▶ **Goal of the exercise**:
In your copy, reproduce the entries exactly as they are, minus the images.

— Start Extracted data —

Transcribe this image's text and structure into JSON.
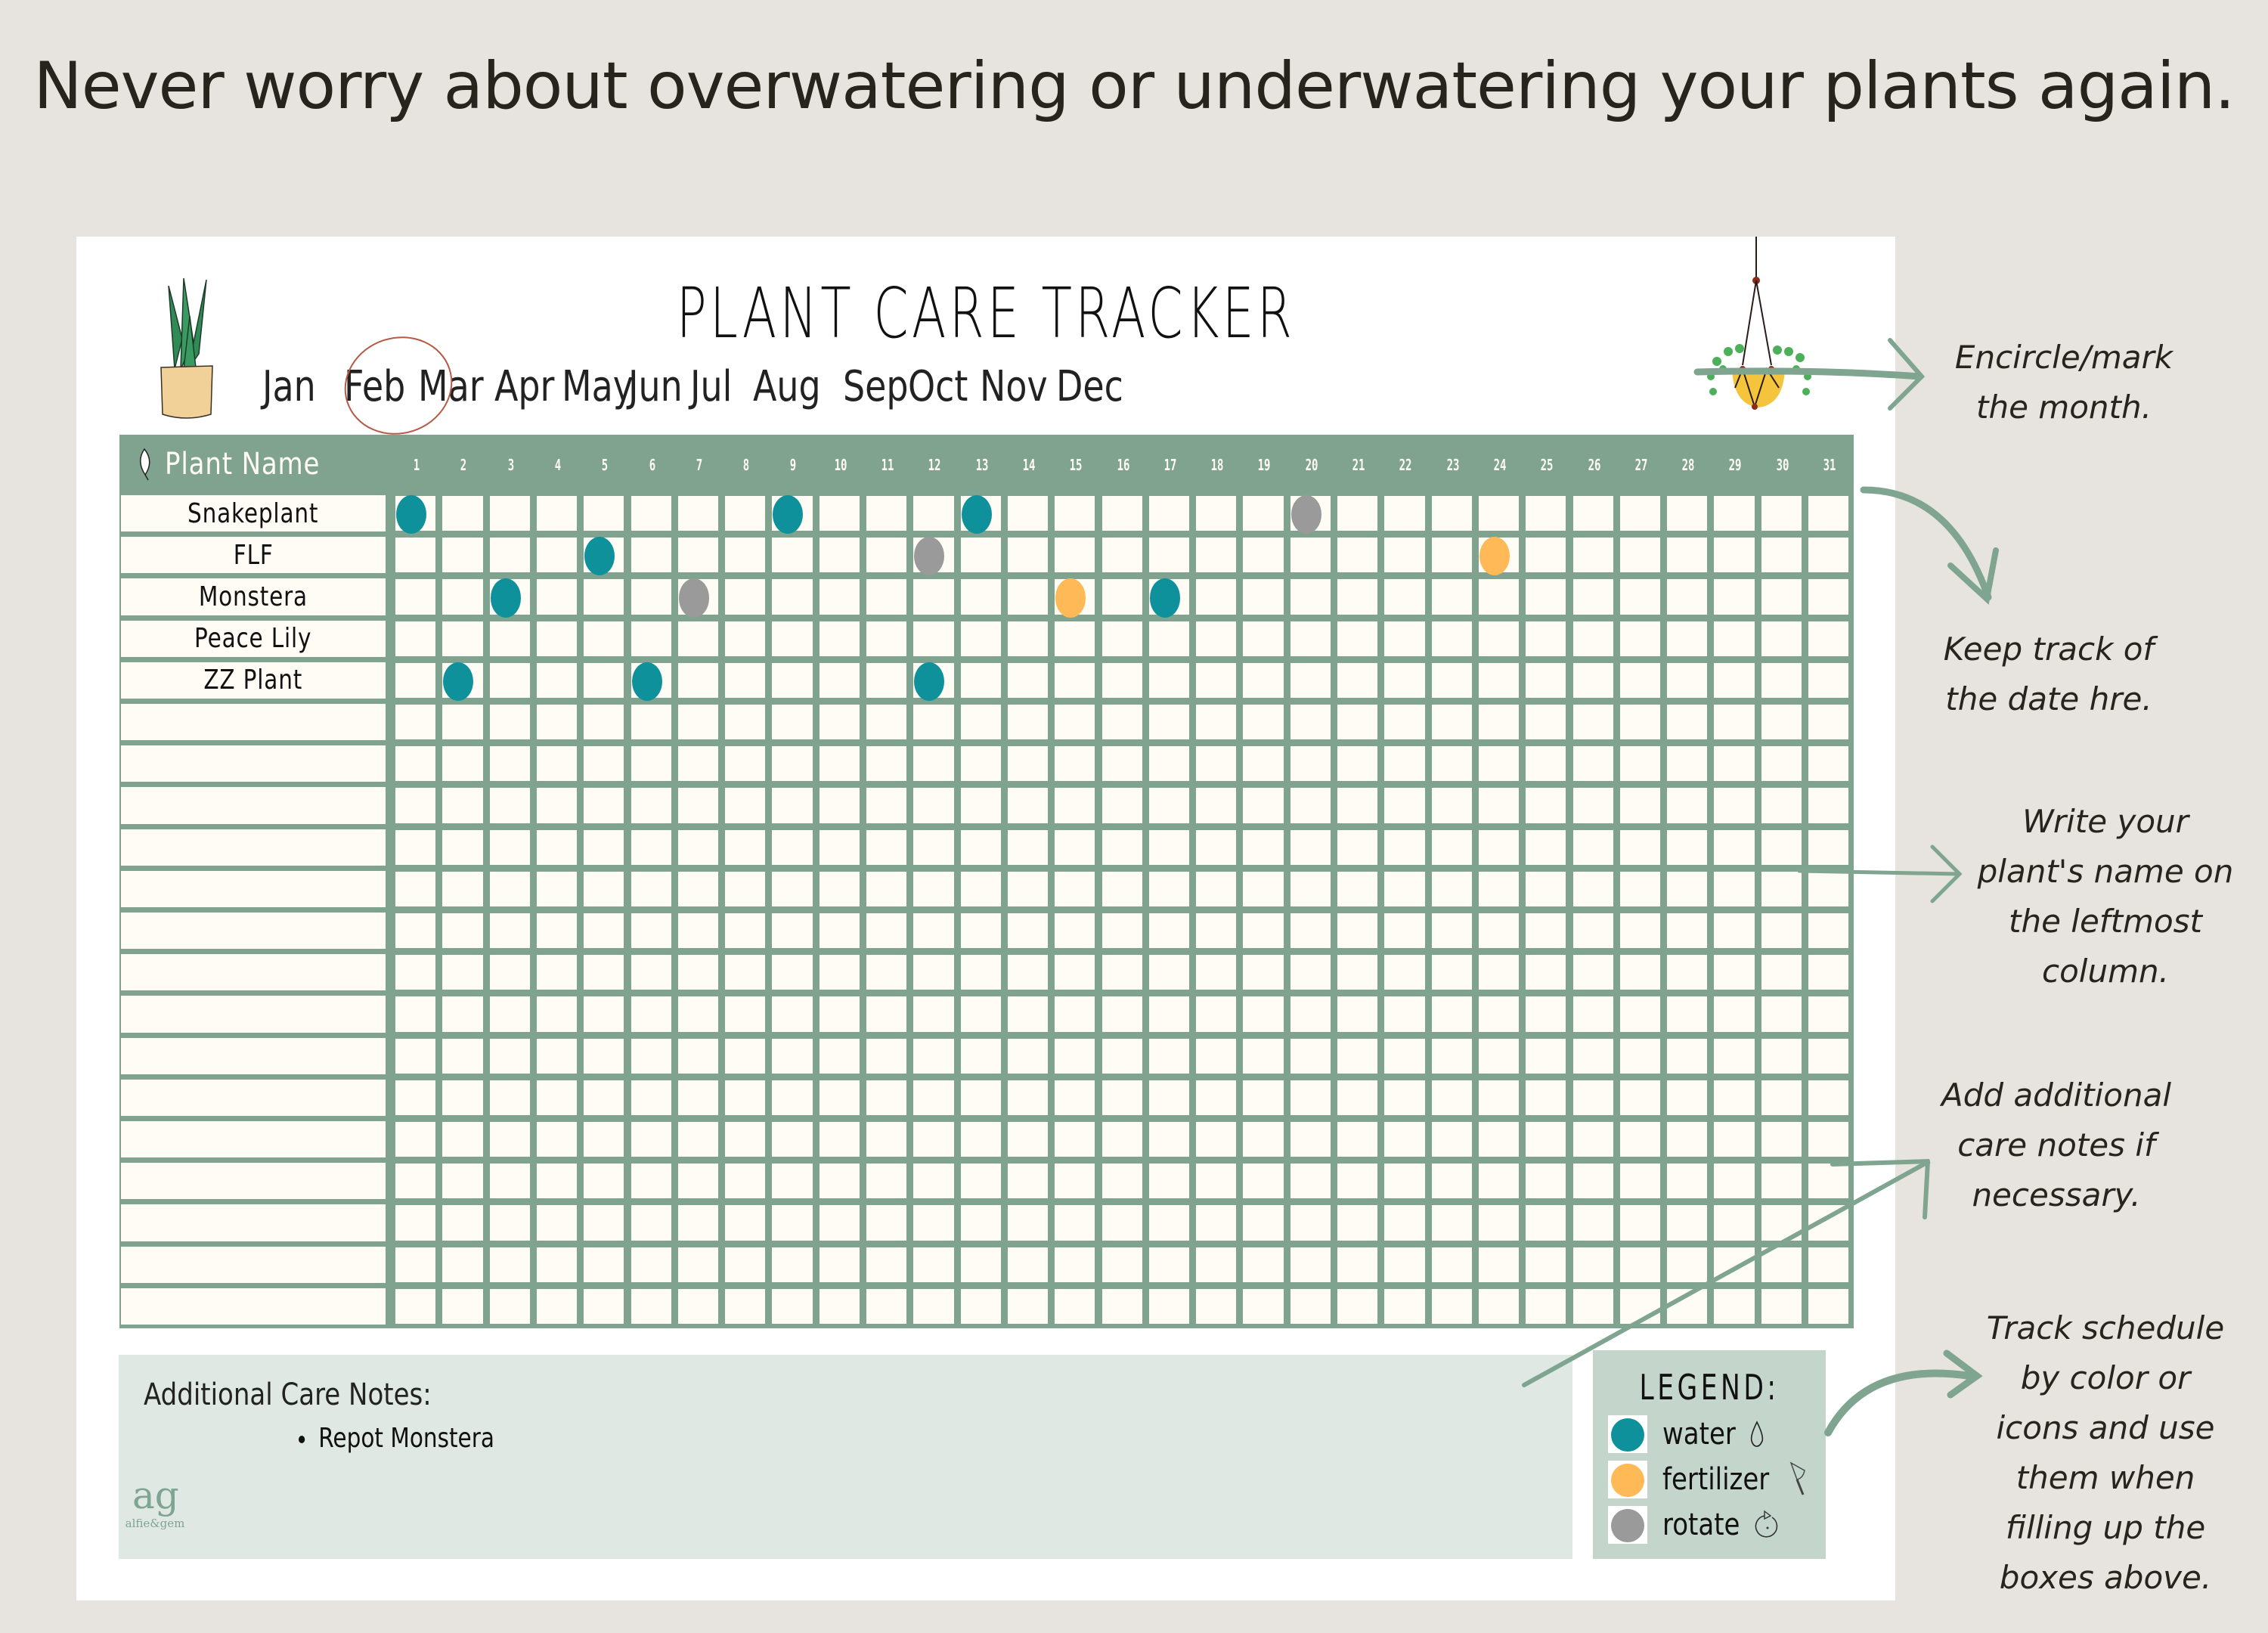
{
  "headline": "Never worry about overwatering or underwatering your plants again.",
  "tracker": {
    "title": "PLANT CARE TRACKER",
    "months": [
      "Jan",
      "Feb",
      "Mar",
      "Apr",
      "May",
      "Jun",
      "Jul",
      "Aug",
      "Sep",
      "Oct",
      "Nov",
      "Dec"
    ],
    "selected_month": "Feb",
    "name_header": "Plant Name",
    "days": [
      "1",
      "2",
      "3",
      "4",
      "5",
      "6",
      "7",
      "8",
      "9",
      "10",
      "11",
      "12",
      "13",
      "14",
      "15",
      "16",
      "17",
      "18",
      "19",
      "20",
      "21",
      "22",
      "23",
      "24",
      "25",
      "26",
      "27",
      "28",
      "29",
      "30",
      "31"
    ],
    "total_rows": 20,
    "plants": [
      {
        "name": "Snakeplant",
        "marks": [
          {
            "day": 1,
            "type": "water"
          },
          {
            "day": 9,
            "type": "water"
          },
          {
            "day": 13,
            "type": "water"
          },
          {
            "day": 20,
            "type": "rotate"
          }
        ]
      },
      {
        "name": "FLF",
        "marks": [
          {
            "day": 5,
            "type": "water"
          },
          {
            "day": 12,
            "type": "rotate"
          },
          {
            "day": 24,
            "type": "fertilizer"
          }
        ]
      },
      {
        "name": "Monstera",
        "marks": [
          {
            "day": 3,
            "type": "water"
          },
          {
            "day": 7,
            "type": "rotate"
          },
          {
            "day": 15,
            "type": "fertilizer"
          },
          {
            "day": 17,
            "type": "water"
          }
        ]
      },
      {
        "name": "Peace Lily",
        "marks": []
      },
      {
        "name": "ZZ Plant",
        "marks": [
          {
            "day": 2,
            "type": "water"
          },
          {
            "day": 6,
            "type": "water"
          },
          {
            "day": 12,
            "type": "water"
          }
        ]
      }
    ],
    "notes": {
      "title": "Additional Care Notes:",
      "items": [
        "Repot Monstera"
      ]
    },
    "logo": {
      "mark": "ag",
      "brand": "alfie&gem"
    },
    "legend": {
      "title": "LEGEND:",
      "items": [
        {
          "type": "water",
          "label": "water",
          "icon": "water-drop-icon",
          "glyph": "́",
          "color": "#0f919c"
        },
        {
          "type": "fertilizer",
          "label": "fertilizer",
          "icon": "trowel-icon",
          "color": "#ffb957"
        },
        {
          "type": "rotate",
          "label": "rotate",
          "icon": "rotate-icon",
          "color": "#9a9a9a"
        }
      ]
    }
  },
  "annotations": [
    "Encircle/mark the month.",
    "Keep track of the date hre.",
    "Write your plant's name on the leftmost column.",
    "Add additional care notes if necessary.",
    "Track schedule by color or icons and use them when filling up the boxes above."
  ],
  "annotation_lines": [
    [
      "Encircle/mark",
      "the month."
    ],
    [
      "Keep track of",
      "the date hre."
    ],
    [
      "Write your",
      "plant's name on",
      "the leftmost",
      "column."
    ],
    [
      "Add additional",
      "care notes if",
      "necessary."
    ],
    [
      "Track schedule",
      "by color or",
      "icons and use",
      "them when",
      "filling up the",
      "boxes above."
    ]
  ],
  "colors": {
    "background": "#e7e3df",
    "grid_green": "#80a390",
    "cell": "#fefcf5",
    "water": "#0f919c",
    "fertilizer": "#ffb957",
    "rotate": "#9a9a9a",
    "notes_bg": "#dfe8e3",
    "legend_bg": "#c4d5cb",
    "month_circle": "#b45a46"
  }
}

— End Extracted data —

▶ **Response to this task**:
Transcribe this image's text and structure into JSON.
{
  "headline": "Never worry about overwatering or underwatering your plants again.",
  "tracker": {
    "title": "PLANT CARE TRACKER",
    "months": [
      "Jan",
      "Feb",
      "Mar",
      "Apr",
      "May",
      "Jun",
      "Jul",
      "Aug",
      "Sep",
      "Oct",
      "Nov",
      "Dec"
    ],
    "selected_month": "Feb",
    "name_header": "Plant Name",
    "days": [
      "1",
      "2",
      "3",
      "4",
      "5",
      "6",
      "7",
      "8",
      "9",
      "10",
      "11",
      "12",
      "13",
      "14",
      "15",
      "16",
      "17",
      "18",
      "19",
      "20",
      "21",
      "22",
      "23",
      "24",
      "25",
      "26",
      "27",
      "28",
      "29",
      "30",
      "31"
    ],
    "total_rows": 20,
    "plants": [
      {
        "name": "Snakeplant",
        "marks": [
          {
            "day": 1,
            "type": "water"
          },
          {
            "day": 9,
            "type": "water"
          },
          {
            "day": 13,
            "type": "water"
          },
          {
            "day": 20,
            "type": "rotate"
          }
        ]
      },
      {
        "name": "FLF",
        "marks": [
          {
            "day": 5,
            "type": "water"
          },
          {
            "day": 12,
            "type": "rotate"
          },
          {
            "day": 24,
            "type": "fertilizer"
          }
        ]
      },
      {
        "name": "Monstera",
        "marks": [
          {
            "day": 3,
            "type": "water"
          },
          {
            "day": 7,
            "type": "rotate"
          },
          {
            "day": 15,
            "type": "fertilizer"
          },
          {
            "day": 17,
            "type": "water"
          }
        ]
      },
      {
        "name": "Peace Lily",
        "marks": []
      },
      {
        "name": "ZZ Plant",
        "marks": [
          {
            "day": 2,
            "type": "water"
          },
          {
            "day": 6,
            "type": "water"
          },
          {
            "day": 12,
            "type": "water"
          }
        ]
      }
    ],
    "notes": {
      "title": "Additional Care Notes:",
      "items": [
        "Repot Monstera"
      ]
    },
    "logo": {
      "mark": "ag",
      "brand": "alfie&gem"
    },
    "legend": {
      "title": "LEGEND:",
      "items": [
        {
          "type": "water",
          "label": "water",
          "icon": "water-drop-icon",
          "glyph": "́",
          "color": "#0f919c"
        },
        {
          "type": "fertilizer",
          "label": "fertilizer",
          "icon": "trowel-icon",
          "color": "#ffb957"
        },
        {
          "type": "rotate",
          "label": "rotate",
          "icon": "rotate-icon",
          "color": "#9a9a9a"
        }
      ]
    }
  },
  "annotations": [
    "Encircle/mark the month.",
    "Keep track of the date hre.",
    "Write your plant's name on the leftmost column.",
    "Add additional care notes if necessary.",
    "Track schedule by color or icons and use them when filling up the boxes above."
  ],
  "annotation_lines": [
    [
      "Encircle/mark",
      "the month."
    ],
    [
      "Keep track of",
      "the date hre."
    ],
    [
      "Write your",
      "plant's name on",
      "the leftmost",
      "column."
    ],
    [
      "Add additional",
      "care notes if",
      "necessary."
    ],
    [
      "Track schedule",
      "by color or",
      "icons and use",
      "them when",
      "filling up the",
      "boxes above."
    ]
  ],
  "colors": {
    "background": "#e7e3df",
    "grid_green": "#80a390",
    "cell": "#fefcf5",
    "water": "#0f919c",
    "fertilizer": "#ffb957",
    "rotate": "#9a9a9a",
    "notes_bg": "#dfe8e3",
    "legend_bg": "#c4d5cb",
    "month_circle": "#b45a46"
  }
}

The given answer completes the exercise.